◆ **What you will do**
Print the records again, character for character.

(Source data)
= = =

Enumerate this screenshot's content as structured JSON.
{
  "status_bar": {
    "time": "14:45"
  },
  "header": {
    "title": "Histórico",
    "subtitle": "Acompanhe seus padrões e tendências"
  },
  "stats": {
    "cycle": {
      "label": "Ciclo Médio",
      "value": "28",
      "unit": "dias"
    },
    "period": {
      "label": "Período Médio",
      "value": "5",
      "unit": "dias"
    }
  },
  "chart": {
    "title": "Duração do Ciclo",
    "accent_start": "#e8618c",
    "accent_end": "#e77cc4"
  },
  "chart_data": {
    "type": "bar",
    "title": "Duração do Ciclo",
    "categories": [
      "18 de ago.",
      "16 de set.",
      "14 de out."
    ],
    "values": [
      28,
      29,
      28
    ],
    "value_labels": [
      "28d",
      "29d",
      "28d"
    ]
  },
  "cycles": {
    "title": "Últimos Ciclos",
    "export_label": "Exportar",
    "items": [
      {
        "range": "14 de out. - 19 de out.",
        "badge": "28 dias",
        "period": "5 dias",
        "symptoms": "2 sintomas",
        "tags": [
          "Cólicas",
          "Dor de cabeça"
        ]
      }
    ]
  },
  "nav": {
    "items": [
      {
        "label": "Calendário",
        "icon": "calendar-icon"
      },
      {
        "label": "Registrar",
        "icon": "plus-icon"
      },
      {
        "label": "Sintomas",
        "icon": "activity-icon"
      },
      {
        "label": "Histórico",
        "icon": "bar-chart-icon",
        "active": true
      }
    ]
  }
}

= = =

◆ **The answer**
Enumerate this screenshot's content as structured JSON.
{
  "status_bar": {
    "time": "14:45"
  },
  "header": {
    "title": "Histórico",
    "subtitle": "Acompanhe seus padrões e tendências"
  },
  "stats": {
    "cycle": {
      "label": "Ciclo Médio",
      "value": "28",
      "unit": "dias"
    },
    "period": {
      "label": "Período Médio",
      "value": "5",
      "unit": "dias"
    }
  },
  "chart": {
    "title": "Duração do Ciclo",
    "accent_start": "#e8618c",
    "accent_end": "#e77cc4"
  },
  "chart_data": {
    "type": "bar",
    "title": "Duração do Ciclo",
    "categories": [
      "18 de ago.",
      "16 de set.",
      "14 de out."
    ],
    "values": [
      28,
      29,
      28
    ],
    "value_labels": [
      "28d",
      "29d",
      "28d"
    ]
  },
  "cycles": {
    "title": "Últimos Ciclos",
    "export_label": "Exportar",
    "items": [
      {
        "range": "14 de out. - 19 de out.",
        "badge": "28 dias",
        "period": "5 dias",
        "symptoms": "2 sintomas",
        "tags": [
          "Cólicas",
          "Dor de cabeça"
        ]
      }
    ]
  },
  "nav": {
    "items": [
      {
        "label": "Calendário",
        "icon": "calendar-icon"
      },
      {
        "label": "Registrar",
        "icon": "plus-icon"
      },
      {
        "label": "Sintomas",
        "icon": "activity-icon"
      },
      {
        "label": "Histórico",
        "icon": "bar-chart-icon",
        "active": true
      }
    ]
  }
}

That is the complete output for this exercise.